===== TEXT BLOCK
Falling In Love And Letting Go In Love.
Years ago I heard Claudio Naranjo say that people think that being in love is madness, to what he added: "madness is not being in love!". I couldn't agree more. In love is our birth right, the state in which we are born. It is a natural state in which we can be in love, fall in love and letting go at the same time.
To a person who is conscious of what being in love is, letting go is also an act of love.
One must distinguish first between love and lust, between infatuation and the true feeling of love. These are different dimensions. Lust and infatuation are created by the mind. Love is driven by the heart. It is easy to distinguish between love and anything else. Ego might be telling a different story if love is not corresponded and persist in desperation to no avail.
It is easy for the mind to believe that one is in love, when they're not if the heart is not open. Of course, the heart can open to love anytime. Sometimes we seek a partner because the other person's physique matches the expectations of the ego. It is also likely that as we approach them, one realises that there's actually a person in that body responding with free will. A person with a heart, feeling, emotions, expectations and desires. In all human interaction there's a feeling, and where there's feeling, what the mind created might be followed by the heart. Some could follow their mind, to render to love once they meet the person.
==========
===== MATERIAL PROVIDED
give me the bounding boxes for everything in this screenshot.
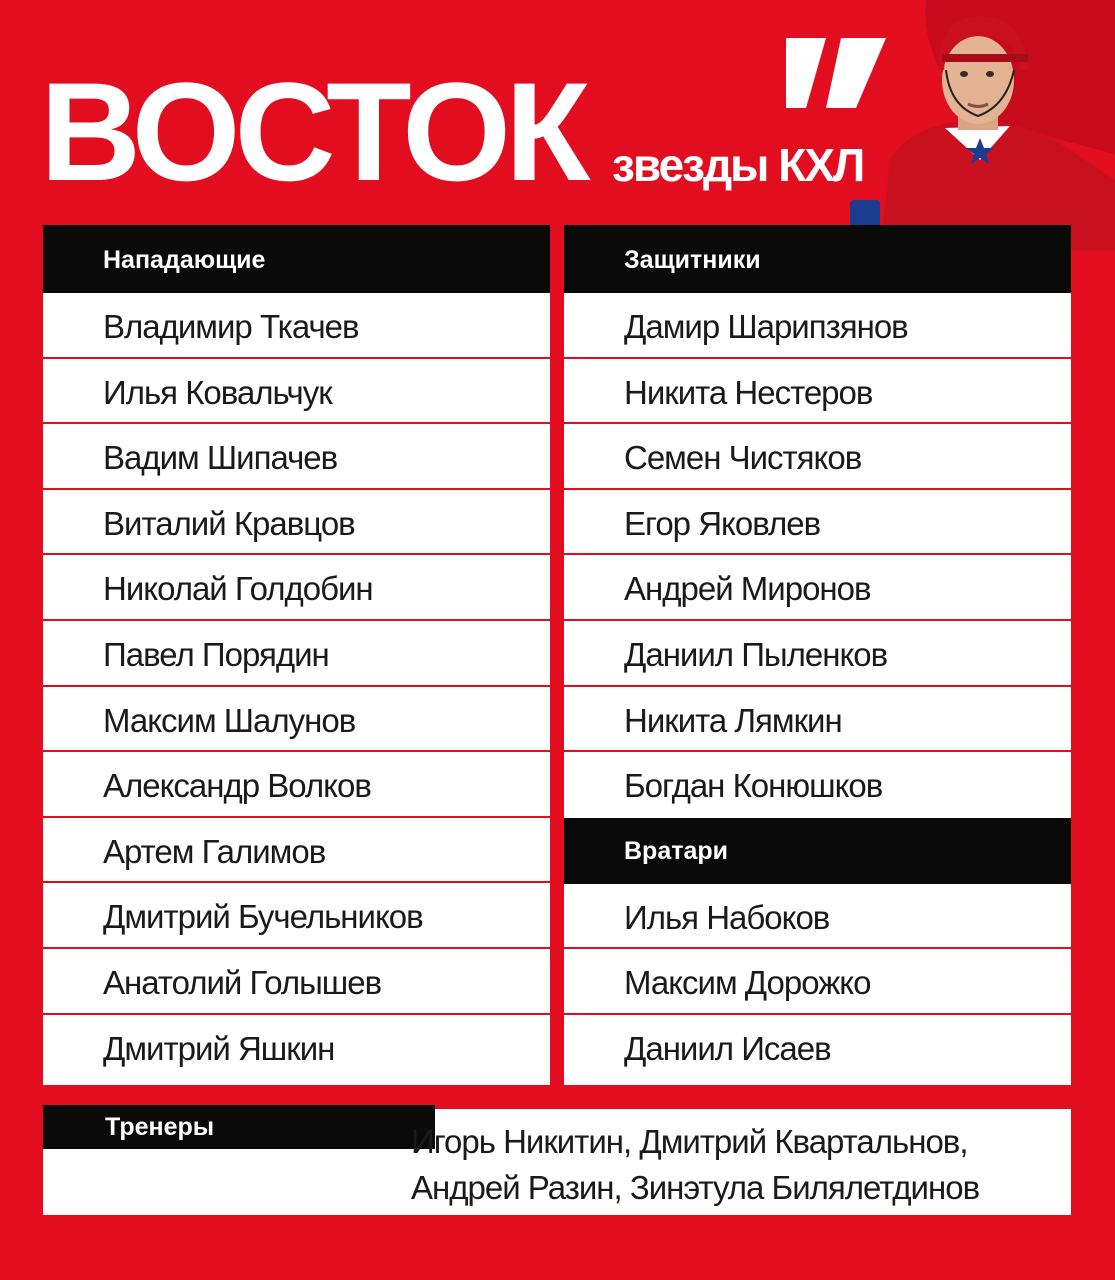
==========
PROBLEM SET »
a – Reproduce the passage of the essay on love and letting go between "Years ago I" and "to no avail.", inclusive.
b – In the essay on love and letting go, the sentence that begins "A person with a heart" lists several things a person has. Name all of them.
The lines are material separate from the essay on love and letting go.

FINAL ANSWERS »
a –
Years ago I heard Claudio Naranjo say that people think that being in love is madness, to what he added: "madness is not being in love!". I couldn't agree more. In love is our birth right, the state in which we are born. It is a natural state in which we can be in love, fall in love and letting go at the same time.
To a person who is conscious of what being in love is, letting go is also an act of love.
One must distinguish first between love and lust, between infatuation and the true feeling of love. These are different dimensions. Lust and infatuation are created by the mind. Love is driven by the heart. It is easy to distinguish between love and anything else. Ego might be telling a different story if love is not corresponded and persist in desperation to no avail.

b – a heart, feeling, emotions, expectations, desires